Job = The entries below are to be repeated exactly as they stand.

Stored data =
|---|
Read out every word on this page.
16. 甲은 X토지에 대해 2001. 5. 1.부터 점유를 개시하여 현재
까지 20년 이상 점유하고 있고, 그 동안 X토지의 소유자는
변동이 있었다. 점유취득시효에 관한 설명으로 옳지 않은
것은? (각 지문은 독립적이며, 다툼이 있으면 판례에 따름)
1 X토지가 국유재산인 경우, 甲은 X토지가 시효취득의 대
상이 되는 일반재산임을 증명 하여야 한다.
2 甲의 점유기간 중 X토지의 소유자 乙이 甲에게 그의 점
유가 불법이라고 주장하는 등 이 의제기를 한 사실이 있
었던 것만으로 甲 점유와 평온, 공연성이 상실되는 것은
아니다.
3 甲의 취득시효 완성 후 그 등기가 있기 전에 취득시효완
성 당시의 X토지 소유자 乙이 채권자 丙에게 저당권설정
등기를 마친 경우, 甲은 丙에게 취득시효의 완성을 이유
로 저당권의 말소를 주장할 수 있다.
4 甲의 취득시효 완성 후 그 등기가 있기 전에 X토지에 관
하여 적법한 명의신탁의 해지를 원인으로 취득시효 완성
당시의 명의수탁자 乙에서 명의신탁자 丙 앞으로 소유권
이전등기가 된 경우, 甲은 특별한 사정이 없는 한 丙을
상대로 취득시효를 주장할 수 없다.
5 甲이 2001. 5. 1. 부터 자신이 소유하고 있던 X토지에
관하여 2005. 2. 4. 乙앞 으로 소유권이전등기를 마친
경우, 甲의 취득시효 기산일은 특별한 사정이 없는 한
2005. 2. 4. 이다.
|---|
Full answer =
Read out every word on this page.
16. 甲은 X토지에 대해 2001. 5. 1.부터 점유를 개시하여 현재
까지 20년 이상 점유하고 있고, 그 동안 X토지의 소유자는
변동이 있었다. 점유취득시효에 관한 설명으로 옳지 않은
것은? (각 지문은 독립적이며, 다툼이 있으면 판례에 따름)
1 X토지가 국유재산인 경우, 甲은 X토지가 시효취득의 대
상이 되는 일반재산임을 증명 하여야 한다.
2 甲의 점유기간 중 X토지의 소유자 乙이 甲에게 그의 점
유가 불법이라고 주장하는 등 이 의제기를 한 사실이 있
었던 것만으로 甲 점유와 평온, 공연성이 상실되는 것은
아니다.
3 甲의 취득시효 완성 후 그 등기가 있기 전에 취득시효완
성 당시의 X토지 소유자 乙이 채권자 丙에게 저당권설정
등기를 마친 경우, 甲은 丙에게 취득시효의 완성을 이유
로 저당권의 말소를 주장할 수 있다.
4 甲의 취득시효 완성 후 그 등기가 있기 전에 X토지에 관
하여 적법한 명의신탁의 해지를 원인으로 취득시효 완성
당시의 명의수탁자 乙에서 명의신탁자 丙 앞으로 소유권
이전등기가 된 경우, 甲은 특별한 사정이 없는 한 丙을
상대로 취득시효를 주장할 수 없다.
5 甲이 2001. 5. 1. 부터 자신이 소유하고 있던 X토지에
관하여 2005. 2. 4. 乙앞 으로 소유권이전등기를 마친
경우, 甲의 취득시효 기산일은 특별한 사정이 없는 한
2005. 2. 4. 이다.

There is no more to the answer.